> _Data records_:
::::

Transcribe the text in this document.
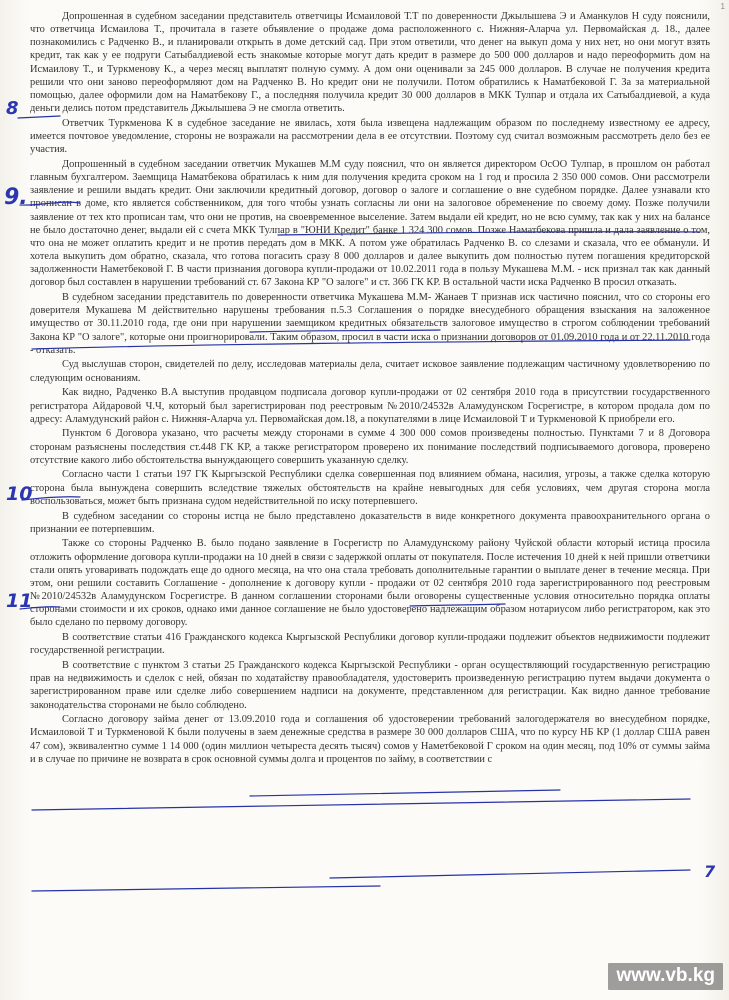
1

Допрошенная в судебном заседании представитель ответчицы Исмаиловой Т.Т по доверенности Джылышева Э и Аманкулов Н суду пояснили, что ответчица Исмаилова Т., прочитала в газете объявление о продаже дома расположенного с. Нижняя-Аларча ул. Первомайская д. 18., далее познакомились с Радченко В., и планировали открыть в доме детский сад. При этом ответили, что денег на выкуп дома у них нет, но они могут взять кредит, так как у ее подруги Сатыбалдиевой есть знакомые которые могут дать кредит в размере до 500 000 долларов и надо переоформить дом на Исмаилову Т., и Туркменову К., а через месяц выплатят полную сумму. А дом они оценивали за 245 000 долларов. В случае не получения кредита решили что они заново переоформляют дом на Радченко В. Но кредит они не получили. Потом обратились к Наматбековой Г. За за материальной помощью, далее оформили дом на Наматбекову Г., а последняя получила кредит 30 000 долларов в МКК Тулпар и отдала их Сатыбалдиевой, а куда деньги делись потом представитель Джылышева Э не смогла ответить.

Ответчик Туркменова К в судебное заседание не явилась, хотя была извещена надлежащим образом по последнему известному ее адресу, имеется почтовое уведомление, стороны не возражали на рассмотрении дела в ее отсутствии. Поэтому суд считал возможным рассмотреть дело без ее участия.

Допрошенный в судебном заседании ответчик Мукашев М.М суду пояснил, что он является директором ОсОО Тулпар, в прошлом он работал главным бухгалтером. Заемщица Наматбекова обратилась к ним для получения кредита сроком на 1 год и просила 2 350 000 сомов. Они рассмотрели заявление и решили выдать кредит. Они заключили кредитный договор, договор о залоге и соглашение о вне судебном порядке. Далее узнавали кто прописан в доме, кто является собственником, для того чтобы узнать согласны ли они на залоговое обременение по своему дому. Позже получили заявление от тех кто прописан там, что они не против, на своевременное выселение. Затем выдали ей кредит, но не всю сумму, так как у них на балансе не было достаточно денег, выдали ей с счета МКК Тулпар в "ЮНИ Кредит" банке 1 324 300 сомов. Позже Наматбекова пришла и дала заявление о том, что она не может оплатить кредит и не против передать дом в МКК. А потом уже обратилась Радченко В. со слезами и сказала, что ее обманули. И хотела выкупить дом обратно, сказала, что готова погасить сразу 8 000 долларов и далее выкупить дом полностью путем погашения кредиторской задолженности Наметбековой Г. В части признания договора купли-продажи от 10.02.2011 года в пользу Мукашева М.М. - иск признал так как данный договор был составлен в нарушении требований ст. 67 Закона КР "О залоге" и ст. 366 ГК КР. В остальной части иска Радченко В просил отказать.

В судебном заседании представитель по доверенности ответчика Мукашева М.М- Жанаев Т признав иск частично пояснил, что со стороны его доверителя Мукашева М действительно нарушены требования п.5.3 Соглашения о порядке внесудебного обращения взыскания на заложенное имущество от 30.11.2010 года, где они при нарушении заемщиком кредитных обязательств залоговое имущество в строгом соблюдении требований Закона КР "О залоге", которые они проигнорировали. Таким образом, просил в части иска о признании договоров от 01.09.2010 года и от 22.11.2010 года - отказать.

Суд выслушав сторон, свидетелей по делу, исследовав материалы дела, считает исковое заявление подлежащим частичному удовлетворению по следующим основаниям.

Как видно, Радченко В.А выступив продавцом подписала договор купли-продажи от 02 сентября 2010 года в присутствии государственного регистратора Айдаровой Ч.Ч, который был зарегистрирован под реестровым №2010/24532в Аламудунском Госрегистре, в котором продала дом по адресу: Аламудунский район с. Нижняя-Аларча ул. Первомайская дом.18, а покупателями в лице Исмаиловой Т и Туркменовой К приобрели его.

Пунктом 6 Договора указано, что расчеты между сторонами в сумме 4 300 000 сомов произведены полностью. Пунктами 7 и 8 Договора сторонам разъяснены последствия ст.448 ГК КР, а также регистратором проверено их понимание последствий подписываемого договора, проверено отсутствие какого либо обстоятельства вынуждающего совершить указанную сделку.

Согласно части 1 статьи 197 ГК Кыргызской Республики сделка совершенная под влиянием обмана, насилия, угрозы, а также сделка которую сторона была вынуждена совершить вследствие тяжелых обстоятельств на крайне невыгодных для себя условиях, чем другая сторона могла воспользоваться, может быть признана судом недействительной по иску потерпевшего.

В судебном заседании со стороны истца не было представлено доказательств в виде конкретного документа правоохранительного органа о признании ее потерпевшим.

Также со стороны Радченко В. было подано заявление в Госрегистр по Аламудунскому району Чуйской области который истица просила отложить оформление договора купли-продажи на 10 дней в связи с задержкой оплаты от покупателя. После истечения 10 дней к ней пришли ответчики стали опять уговаривать подождать еще до одного месяца, на что она стала требовать дополнительные гарантии о выплате денег в течение месяца. При этом, они решили составить Соглашение - дополнение к договору купли - продажи от 02 сентября 2010 года зарегистрированного под реестровым №2010/24532в Аламудунском Госрегистре. В данном соглашении сторонами были оговорены существенные условия относительно порядка оплаты сторонами стоимости и их сроков, однако ими данное соглашение не было удостоверено надлежащим образом нотариусом либо регистратором, как это было сделано по первому договору.

В соответствие статьи 416 Гражданского кодекса Кыргызской Республики договор купли-продажи подлежит объектов недвижимости подлежит государственной регистрации.

В соответствие с пунктом 3 статьи 25 Гражданского кодекса Кыргызской Республики - орган осуществляющий государственную регистрацию прав на недвижимость и сделок с ней, обязан по ходатайству правообладателя, удостоверить произведенную регистрацию путем выдачи документа о зарегистрированном праве или сделке либо совершением надписи на документе, представленном для регистрации. Как видно данное требование законодательства сторонами не было соблюдено.

Согласно договору займа денег от 13.09.2010 года и соглашения об удостоверении требований залогодержателя во внесудебном порядке, Исмаиловой Т и Туркменовой К были получены в заем денежные средства в размере 30 000 долларов США, что по курсу НБ КР (1 доллар США равен 47 сом), эквивалентно сумме 1 14 000 (один миллион четыреста десять тысяч) сомов у Наметбековой Г сроком на один месяц, под 10% от суммы займа и в случае по причине не возврата в срок основной суммы долга и процентов по займу, в соответствии с

8
9.
10
11
7
www.vb.kg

::::

Strip out the images, then output the records above word for word.

> _Solution below_:
Transcribe the text in this document.
1

Допрошенная в судебном заседании представитель ответчицы Исмаиловой Т.Т по доверенности Джылышева Э и Аманкулов Н суду пояснили, что ответчица Исмаилова Т., прочитала в газете объявление о продаже дома расположенного с. Нижняя-Аларча ул. Первомайская д. 18., далее познакомились с Радченко В., и планировали открыть в доме детский сад. При этом ответили, что денег на выкуп дома у них нет, но они могут взять кредит, так как у ее подруги Сатыбалдиевой есть знакомые которые могут дать кредит в размере до 500 000 долларов и надо переоформить дом на Исмаилову Т., и Туркменову К., а через месяц выплатят полную сумму. А дом они оценивали за 245 000 долларов. В случае не получения кредита решили что они заново переоформляют дом на Радченко В. Но кредит они не получили. Потом обратились к Наматбековой Г. За за материальной помощью, далее оформили дом на Наматбекову Г., а последняя получила кредит 30 000 долларов в МКК Тулпар и отдала их Сатыбалдиевой, а куда деньги делись потом представитель Джылышева Э не смогла ответить.

Ответчик Туркменова К в судебное заседание не явилась, хотя была извещена надлежащим образом по последнему известному ее адресу, имеется почтовое уведомление, стороны не возражали на рассмотрении дела в ее отсутствии. Поэтому суд считал возможным рассмотреть дело без ее участия.

Допрошенный в судебном заседании ответчик Мукашев М.М суду пояснил, что он является директором ОсОО Тулпар, в прошлом он работал главным бухгалтером. Заемщица Наматбекова обратилась к ним для получения кредита сроком на 1 год и просила 2 350 000 сомов. Они рассмотрели заявление и решили выдать кредит. Они заключили кредитный договор, договор о залоге и соглашение о вне судебном порядке. Далее узнавали кто прописан в доме, кто является собственником, для того чтобы узнать согласны ли они на залоговое обременение по своему дому. Позже получили заявление от тех кто прописан там, что они не против, на своевременное выселение. Затем выдали ей кредит, но не всю сумму, так как у них на балансе не было достаточно денег, выдали ей с счета МКК Тулпар в "ЮНИ Кредит" банке 1 324 300 сомов. Позже Наматбекова пришла и дала заявление о том, что она не может оплатить кредит и не против передать дом в МКК. А потом уже обратилась Радченко В. со слезами и сказала, что ее обманули. И хотела выкупить дом обратно, сказала, что готова погасить сразу 8 000 долларов и далее выкупить дом полностью путем погашения кредиторской задолженности Наметбековой Г. В части признания договора купли-продажи от 10.02.2011 года в пользу Мукашева М.М. - иск признал так как данный договор был составлен в нарушении требований ст. 67 Закона КР "О залоге" и ст. 366 ГК КР. В остальной части иска Радченко В просил отказать.

В судебном заседании представитель по доверенности ответчика Мукашева М.М- Жанаев Т признав иск частично пояснил, что со стороны его доверителя Мукашева М действительно нарушены требования п.5.3 Соглашения о порядке внесудебного обращения взыскания на заложенное имущество от 30.11.2010 года, где они при нарушении заемщиком кредитных обязательств залоговое имущество в строгом соблюдении требований Закона КР "О залоге", которые они проигнорировали. Таким образом, просил в части иска о признании договоров от 01.09.2010 года и от 22.11.2010 года - отказать.

Суд выслушав сторон, свидетелей по делу, исследовав материалы дела, считает исковое заявление подлежащим частичному удовлетворению по следующим основаниям.

Как видно, Радченко В.А выступив продавцом подписала договор купли-продажи от 02 сентября 2010 года в присутствии государственного регистратора Айдаровой Ч.Ч, который был зарегистрирован под реестровым №2010/24532в Аламудунском Госрегистре, в котором продала дом по адресу: Аламудунский район с. Нижняя-Аларча ул. Первомайская дом.18, а покупателями в лице Исмаиловой Т и Туркменовой К приобрели его.

Пунктом 6 Договора указано, что расчеты между сторонами в сумме 4 300 000 сомов произведены полностью. Пунктами 7 и 8 Договора сторонам разъяснены последствия ст.448 ГК КР, а также регистратором проверено их понимание последствий подписываемого договора, проверено отсутствие какого либо обстоятельства вынуждающего совершить указанную сделку.

Согласно части 1 статьи 197 ГК Кыргызской Республики сделка совершенная под влиянием обмана, насилия, угрозы, а также сделка которую сторона была вынуждена совершить вследствие тяжелых обстоятельств на крайне невыгодных для себя условиях, чем другая сторона могла воспользоваться, может быть признана судом недействительной по иску потерпевшего.

В судебном заседании со стороны истца не было представлено доказательств в виде конкретного документа правоохранительного органа о признании ее потерпевшим.

Также со стороны Радченко В. было подано заявление в Госрегистр по Аламудунскому району Чуйской области который истица просила отложить оформление договора купли-продажи на 10 дней в связи с задержкой оплаты от покупателя. После истечения 10 дней к ней пришли ответчики стали опять уговаривать подождать еще до одного месяца, на что она стала требовать дополнительные гарантии о выплате денег в течение месяца. При этом, они решили составить Соглашение - дополнение к договору купли - продажи от 02 сентября 2010 года зарегистрированного под реестровым №2010/24532в Аламудунском Госрегистре. В данном соглашении сторонами были оговорены существенные условия относительно порядка оплаты сторонами стоимости и их сроков, однако ими данное соглашение не было удостоверено надлежащим образом нотариусом либо регистратором, как это было сделано по первому договору.

В соответствие статьи 416 Гражданского кодекса Кыргызской Республики договор купли-продажи подлежит объектов недвижимости подлежит государственной регистрации.

В соответствие с пунктом 3 статьи 25 Гражданского кодекса Кыргызской Республики - орган осуществляющий государственную регистрацию прав на недвижимость и сделок с ней, обязан по ходатайству правообладателя, удостоверить произведенную регистрацию путем выдачи документа о зарегистрированном праве или сделке либо совершением надписи на документе, представленном для регистрации. Как видно данное требование законодательства сторонами не было соблюдено.

Согласно договору займа денег от 13.09.2010 года и соглашения об удостоверении требований залогодержателя во внесудебном порядке, Исмаиловой Т и Туркменовой К были получены в заем денежные средства в размере 30 000 долларов США, что по курсу НБ КР (1 доллар США равен 47 сом), эквивалентно сумме 1 14 000 (один миллион четыреста десять тысяч) сомов у Наметбековой Г сроком на один месяц, под 10% от суммы займа и в случае по причине не возврата в срок основной суммы долга и процентов по займу, в соответствии с

8
9.
10
11
7
www.vb.kg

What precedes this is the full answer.